DESCRIPTION OF THE TASK — Can the data below be echoed back word for word?

THE INPUT —

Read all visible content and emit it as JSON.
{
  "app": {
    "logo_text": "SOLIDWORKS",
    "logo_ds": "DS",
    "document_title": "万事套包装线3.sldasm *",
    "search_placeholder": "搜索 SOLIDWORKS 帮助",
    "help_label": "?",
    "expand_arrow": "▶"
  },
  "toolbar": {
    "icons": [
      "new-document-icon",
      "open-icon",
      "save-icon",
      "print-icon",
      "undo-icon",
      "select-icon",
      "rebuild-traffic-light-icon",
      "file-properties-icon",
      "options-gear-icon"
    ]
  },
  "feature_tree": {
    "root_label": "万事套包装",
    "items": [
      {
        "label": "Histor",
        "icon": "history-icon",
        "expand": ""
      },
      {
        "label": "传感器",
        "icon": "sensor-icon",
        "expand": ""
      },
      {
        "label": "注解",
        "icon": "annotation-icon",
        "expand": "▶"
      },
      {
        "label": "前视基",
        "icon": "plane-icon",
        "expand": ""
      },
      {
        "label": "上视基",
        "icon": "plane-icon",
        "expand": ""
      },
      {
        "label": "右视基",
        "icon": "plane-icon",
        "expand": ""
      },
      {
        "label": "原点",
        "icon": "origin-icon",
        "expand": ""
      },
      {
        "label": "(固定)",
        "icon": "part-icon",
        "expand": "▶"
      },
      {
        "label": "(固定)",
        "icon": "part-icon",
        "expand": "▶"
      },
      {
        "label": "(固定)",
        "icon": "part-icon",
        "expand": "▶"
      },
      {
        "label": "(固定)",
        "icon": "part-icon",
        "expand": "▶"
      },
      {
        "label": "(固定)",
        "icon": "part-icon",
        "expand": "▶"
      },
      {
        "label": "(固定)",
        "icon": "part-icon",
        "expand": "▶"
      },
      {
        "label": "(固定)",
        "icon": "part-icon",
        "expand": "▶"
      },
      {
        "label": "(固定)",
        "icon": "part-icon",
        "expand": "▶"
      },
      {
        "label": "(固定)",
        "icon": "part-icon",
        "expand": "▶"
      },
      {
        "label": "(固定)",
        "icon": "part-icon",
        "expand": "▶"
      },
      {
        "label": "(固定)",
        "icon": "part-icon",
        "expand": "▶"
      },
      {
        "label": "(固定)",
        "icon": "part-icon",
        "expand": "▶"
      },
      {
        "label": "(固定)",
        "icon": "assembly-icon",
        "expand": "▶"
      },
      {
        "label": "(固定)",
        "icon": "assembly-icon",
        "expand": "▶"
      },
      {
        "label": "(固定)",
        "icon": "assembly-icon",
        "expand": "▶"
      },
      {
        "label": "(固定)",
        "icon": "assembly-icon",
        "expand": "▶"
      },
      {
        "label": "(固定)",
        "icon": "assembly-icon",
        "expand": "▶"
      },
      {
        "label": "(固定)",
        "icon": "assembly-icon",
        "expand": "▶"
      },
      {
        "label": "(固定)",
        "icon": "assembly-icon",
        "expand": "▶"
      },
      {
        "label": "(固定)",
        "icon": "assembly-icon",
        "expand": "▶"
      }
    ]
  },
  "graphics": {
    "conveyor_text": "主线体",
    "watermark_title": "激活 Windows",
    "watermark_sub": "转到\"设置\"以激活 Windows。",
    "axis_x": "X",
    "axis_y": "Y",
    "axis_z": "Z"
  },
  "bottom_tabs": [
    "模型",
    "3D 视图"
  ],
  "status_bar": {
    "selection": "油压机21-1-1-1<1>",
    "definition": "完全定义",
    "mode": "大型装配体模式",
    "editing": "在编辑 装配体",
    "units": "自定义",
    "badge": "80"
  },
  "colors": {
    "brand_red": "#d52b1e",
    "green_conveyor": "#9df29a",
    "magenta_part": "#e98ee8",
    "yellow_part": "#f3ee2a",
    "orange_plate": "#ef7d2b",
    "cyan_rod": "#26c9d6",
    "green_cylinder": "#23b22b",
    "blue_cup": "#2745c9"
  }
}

RESULT OF THE TASK —
Read all visible content and emit it as JSON.
{
  "app": {
    "logo_text": "SOLIDWORKS",
    "logo_ds": "DS",
    "document_title": "万事套包装线3.sldasm *",
    "search_placeholder": "搜索 SOLIDWORKS 帮助",
    "help_label": "?",
    "expand_arrow": "▶"
  },
  "toolbar": {
    "icons": [
      "new-document-icon",
      "open-icon",
      "save-icon",
      "print-icon",
      "undo-icon",
      "select-icon",
      "rebuild-traffic-light-icon",
      "file-properties-icon",
      "options-gear-icon"
    ]
  },
  "feature_tree": {
    "root_label": "万事套包装",
    "items": [
      {
        "label": "Histor",
        "icon": "history-icon",
        "expand": ""
      },
      {
        "label": "传感器",
        "icon": "sensor-icon",
        "expand": ""
      },
      {
        "label": "注解",
        "icon": "annotation-icon",
        "expand": "▶"
      },
      {
        "label": "前视基",
        "icon": "plane-icon",
        "expand": ""
      },
      {
        "label": "上视基",
        "icon": "plane-icon",
        "expand": ""
      },
      {
        "label": "右视基",
        "icon": "plane-icon",
        "expand": ""
      },
      {
        "label": "原点",
        "icon": "origin-icon",
        "expand": ""
      },
      {
        "label": "(固定)",
        "icon": "part-icon",
        "expand": "▶"
      },
      {
        "label": "(固定)",
        "icon": "part-icon",
        "expand": "▶"
      },
      {
        "label": "(固定)",
        "icon": "part-icon",
        "expand": "▶"
      },
      {
        "label": "(固定)",
        "icon": "part-icon",
        "expand": "▶"
      },
      {
        "label": "(固定)",
        "icon": "part-icon",
        "expand": "▶"
      },
      {
        "label": "(固定)",
        "icon": "part-icon",
        "expand": "▶"
      },
      {
        "label": "(固定)",
        "icon": "part-icon",
        "expand": "▶"
      },
      {
        "label": "(固定)",
        "icon": "part-icon",
        "expand": "▶"
      },
      {
        "label": "(固定)",
        "icon": "part-icon",
        "expand": "▶"
      },
      {
        "label": "(固定)",
        "icon": "part-icon",
        "expand": "▶"
      },
      {
        "label": "(固定)",
        "icon": "part-icon",
        "expand": "▶"
      },
      {
        "label": "(固定)",
        "icon": "part-icon",
        "expand": "▶"
      },
      {
        "label": "(固定)",
        "icon": "assembly-icon",
        "expand": "▶"
      },
      {
        "label": "(固定)",
        "icon": "assembly-icon",
        "expand": "▶"
      },
      {
        "label": "(固定)",
        "icon": "assembly-icon",
        "expand": "▶"
      },
      {
        "label": "(固定)",
        "icon": "assembly-icon",
        "expand": "▶"
      },
      {
        "label": "(固定)",
        "icon": "assembly-icon",
        "expand": "▶"
      },
      {
        "label": "(固定)",
        "icon": "assembly-icon",
        "expand": "▶"
      },
      {
        "label": "(固定)",
        "icon": "assembly-icon",
        "expand": "▶"
      },
      {
        "label": "(固定)",
        "icon": "assembly-icon",
        "expand": "▶"
      }
    ]
  },
  "graphics": {
    "conveyor_text": "主线体",
    "watermark_title": "激活 Windows",
    "watermark_sub": "转到\"设置\"以激活 Windows。",
    "axis_x": "X",
    "axis_y": "Y",
    "axis_z": "Z"
  },
  "bottom_tabs": [
    "模型",
    "3D 视图"
  ],
  "status_bar": {
    "selection": "油压机21-1-1-1<1>",
    "definition": "完全定义",
    "mode": "大型装配体模式",
    "editing": "在编辑 装配体",
    "units": "自定义",
    "badge": "80"
  },
  "colors": {
    "brand_red": "#d52b1e",
    "green_conveyor": "#9df29a",
    "magenta_part": "#e98ee8",
    "yellow_part": "#f3ee2a",
    "orange_plate": "#ef7d2b",
    "cyan_rod": "#26c9d6",
    "green_cylinder": "#23b22b",
    "blue_cup": "#2745c9"
  }
}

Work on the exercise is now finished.